▸ **DIRECTIONS FOR THIS TASK**
Can you output the part of the cassava fritters post below, starting with "Indonesian Cassava Fritters" and going on through "country's fascinating cuisine.", word for word?

Indonesian Cassava Fritters Stuffed with Coconut Sugar - A Guest Post from Indonesia Eats

Super thrilled that Pepy of Indonesia Eats agreed to do my first ever guest post here. I can't even recall when was it first that I came across her fantastic site but ever since I've been having an ongoing dialogue with her about her home country's fascinating cuisine.  

Pepy is thorough and educated in her research and is a fountain of culinary knowledge. Always has incredible suggestions for substitutions due to dietary restrictions. In her recent post she suggested I use katsuobushi, a Japanese smoked fish flakes, made from skipjack tuna, instead of ground dried shrimp asked for in her most recent Palembangese Stuffed Fish Cake With Green Papaya post.

But let me take few steps back, I do have much respect for the content on Pepy's site but what grabbed me first was her sense of style. Among so many talented photographers and food stylists her unique photographic vision sets her apart. Pepy's site transforms you to exotic yet accessible culinary world. So it won't come as a surprise to you that she was one of the inspiring Asian food sites in my Blog Awards and Happy Year of the Rabbit post.

When she emailed me the introduction my heart was filled with warmth. This recipe was especially developed for me and this site, I am honored. Make your holiday extra special and go and pick up frozen shredded Cassava (Yuca) at the Asian grocery store or fresh Yuca at the Hispanic/Mexican supermarket. Shredded fresh Yuca works just as well and I have seen the root at main stream area supermarkets as well. Without further ado let me introduce to you, Pepy!

▸ **DATASET CONTENT**

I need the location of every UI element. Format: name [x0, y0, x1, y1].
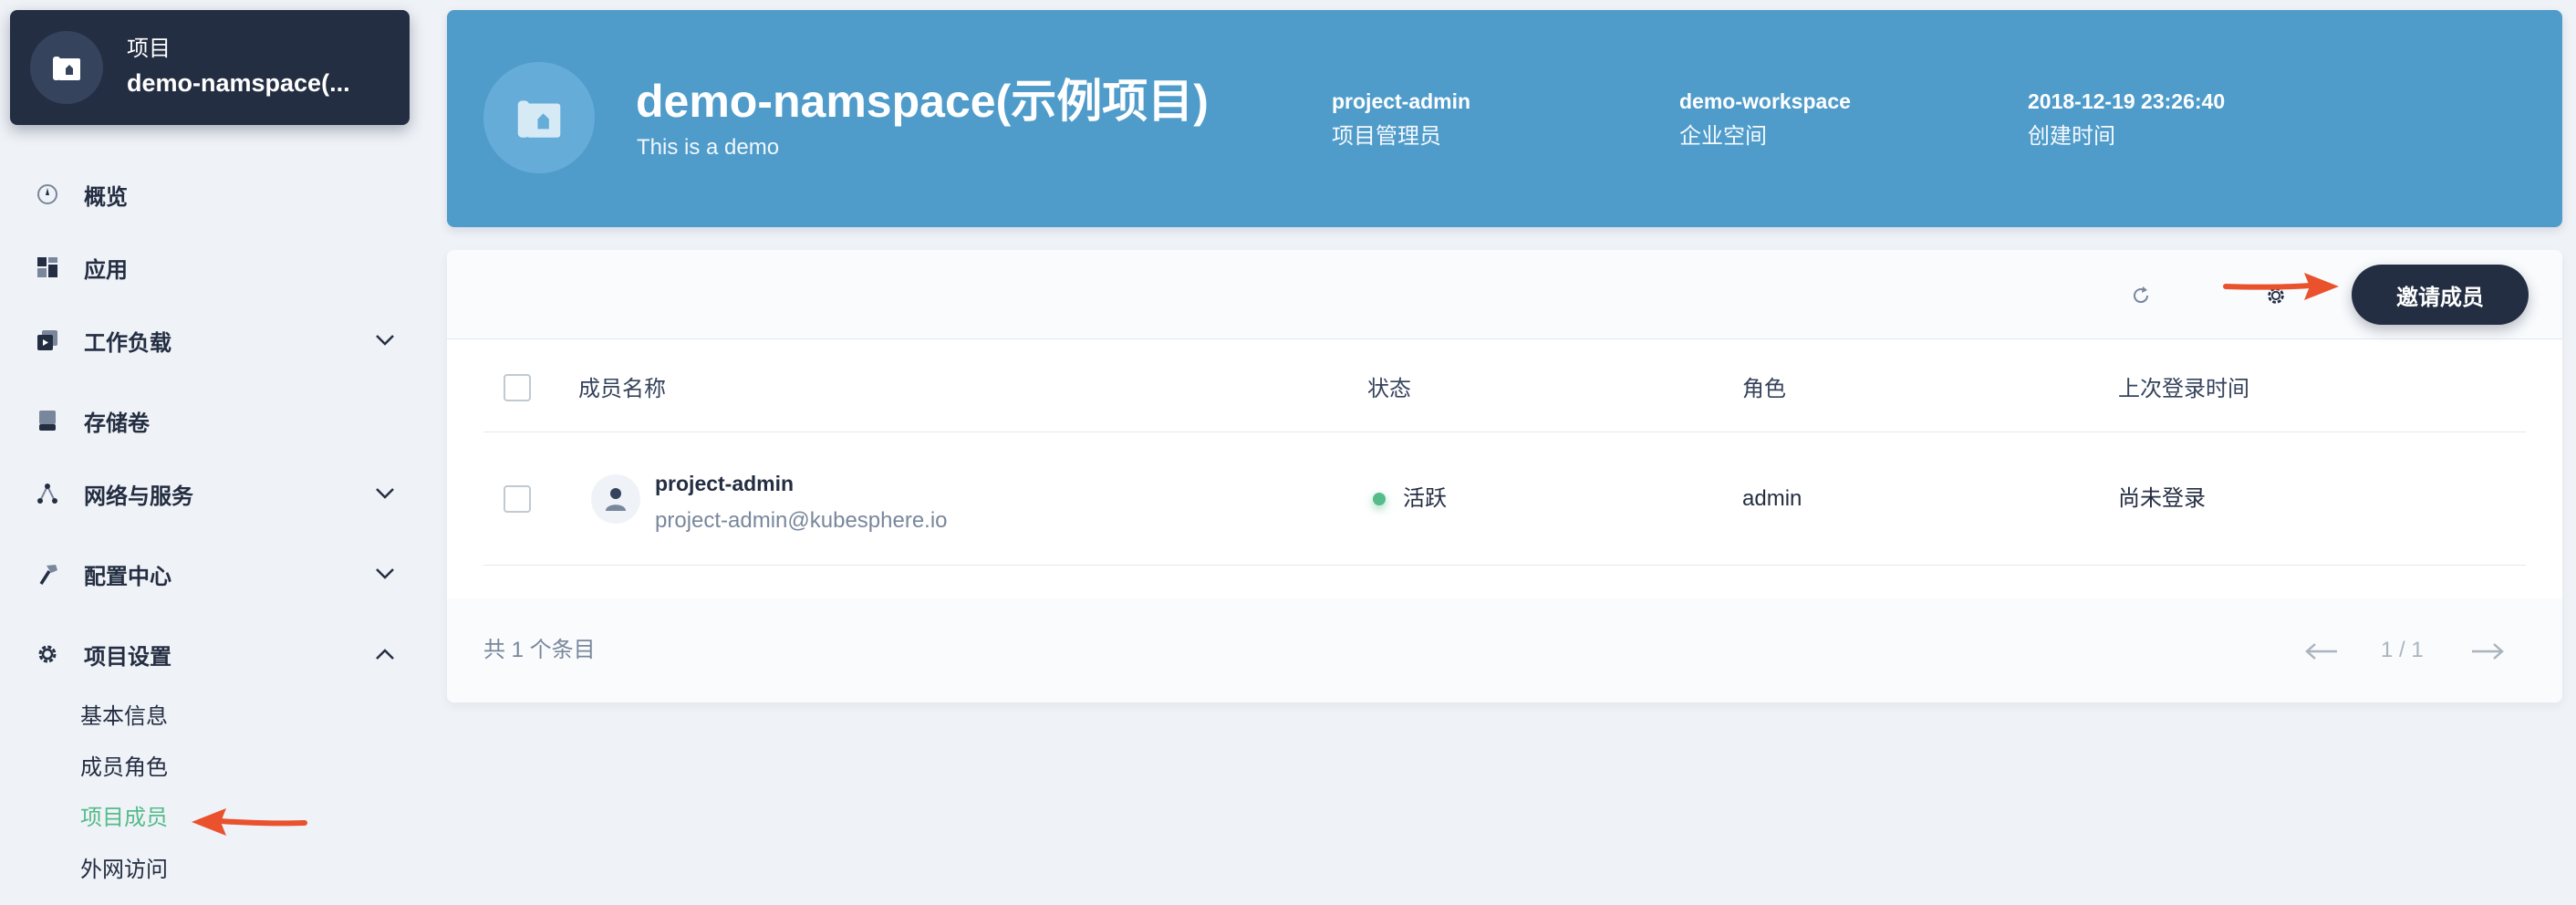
page-indicator: 1 / 1: [2381, 638, 2424, 662]
sidebar-subitem-member-roles[interactable]: 成员角色: [80, 754, 168, 783]
project-description: This is a demo: [637, 135, 780, 160]
avatar-icon: [591, 474, 640, 524]
refresh-icon[interactable]: [2127, 282, 2155, 309]
meta-workspace: demo-workspace 企业空间: [1679, 87, 1851, 152]
sidebar-item-apps[interactable]: 应用: [33, 244, 398, 290]
chevron-down-icon[interactable]: [372, 561, 398, 587]
project-kind-label: 项目: [127, 36, 171, 61]
project-name: demo-namspace(...: [127, 69, 350, 97]
project-banner: demo-namspace(示例项目) This is a demo proje…: [447, 10, 2562, 227]
table-row[interactable]: project-admin project-admin@kubesphere.i…: [483, 432, 2526, 566]
project-title: demo-namspace(示例项目): [636, 76, 1209, 127]
column-header-last-login[interactable]: 上次登录时间: [2118, 339, 2249, 432]
meta-key: 项目管理员: [1332, 124, 1441, 149]
project-logo-icon: [30, 31, 103, 104]
status-active-dot-icon: [1373, 493, 1386, 505]
toolbar: 邀请成员: [447, 250, 2562, 339]
annotation-arrow-right-icon: [2223, 273, 2339, 300]
arrow-left-icon[interactable]: [2302, 640, 2339, 662]
sidebar-item-label: 项目设置: [84, 644, 171, 670]
member-email: project-admin@kubesphere.io: [655, 508, 948, 533]
annotation-arrow-left-icon: [192, 808, 307, 836]
sidebar-item-volumes[interactable]: 存储卷: [33, 398, 398, 443]
sidebar-item-label: 网络与服务: [84, 484, 193, 509]
sidebar-item-label: 存储卷: [84, 411, 150, 436]
project-card[interactable]: 项目 demo-namspace(...: [10, 10, 410, 125]
sidebar-item-overview[interactable]: 概览: [33, 172, 398, 217]
meta-key: 创建时间: [2028, 124, 2115, 149]
chevron-up-icon[interactable]: [372, 641, 398, 667]
member-status: 活跃: [1403, 486, 1447, 511]
meta-value: demo-workspace: [1679, 89, 1851, 113]
dashboard-icon: [33, 180, 62, 209]
total-count: 共 1 个条目: [483, 638, 596, 662]
meta-created-time: 2018-12-19 23:26:40 创建时间: [2028, 87, 2225, 152]
meta-admin: project-admin 项目管理员: [1332, 87, 1470, 152]
members-panel: 邀请成员 成员名称 状态 角色 上次登录时间 project-admin pro…: [447, 250, 2562, 702]
project-logo-icon: [483, 62, 595, 173]
column-header-role[interactable]: 角色: [1742, 339, 1786, 432]
row-checkbox[interactable]: [504, 485, 531, 513]
apps-icon: [33, 253, 62, 282]
sidebar-item-label: 概览: [84, 184, 128, 210]
column-header-status[interactable]: 状态: [1367, 339, 1411, 432]
member-name[interactable]: project-admin: [655, 469, 794, 498]
sidebar-subitem-project-members[interactable]: 项目成员: [80, 804, 168, 833]
storage-icon: [33, 406, 62, 435]
sidebar-item-label: 配置中心: [84, 564, 171, 589]
chevron-down-icon[interactable]: [372, 328, 398, 353]
sidebar-subitem-basic-info[interactable]: 基本信息: [80, 702, 168, 732]
invite-member-button[interactable]: 邀请成员: [2352, 265, 2529, 325]
table-header: 成员名称 状态 角色 上次登录时间: [483, 339, 2526, 432]
member-role: admin: [1742, 486, 1802, 511]
gear-icon: [33, 640, 62, 669]
column-header-name[interactable]: 成员名称: [578, 339, 666, 432]
member-last-login: 尚未登录: [2118, 486, 2206, 511]
meta-value: project-admin: [1332, 89, 1471, 113]
sidebar-item-project-settings[interactable]: 项目设置: [33, 631, 398, 677]
sidebar-item-label: 应用: [84, 257, 128, 283]
workload-icon: [33, 326, 62, 355]
meta-key: 企业空间: [1679, 124, 1767, 149]
sidebar-subitem-internet-access[interactable]: 外网访问: [80, 856, 168, 885]
table-footer: 共 1 个条目 1 / 1: [447, 598, 2562, 702]
sidebar-item-config[interactable]: 配置中心: [33, 551, 398, 597]
sidebar-item-network[interactable]: 网络与服务: [33, 471, 398, 516]
hammer-icon: [33, 559, 62, 588]
sidebar-item-workloads[interactable]: 工作负载: [33, 317, 398, 363]
network-icon: [33, 479, 62, 508]
sidebar-item-label: 工作负载: [84, 330, 171, 356]
chevron-down-icon[interactable]: [372, 481, 398, 506]
arrow-right-icon[interactable]: [2470, 640, 2507, 662]
select-all-checkbox[interactable]: [504, 374, 531, 401]
meta-value: 2018-12-19 23:26:40: [2028, 89, 2226, 113]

▸ **RESULT OF THIS EXERCISE**
Indonesian Cassava Fritters Stuffed with Coconut Sugar - A Guest Post from Indonesia Eats

Super thrilled that Pepy of Indonesia Eats agreed to do my first ever guest post here. I can't even recall when was it first that I came across her fantastic site but ever since I've been having an ongoing dialogue with her about her home country's fascinating cuisine.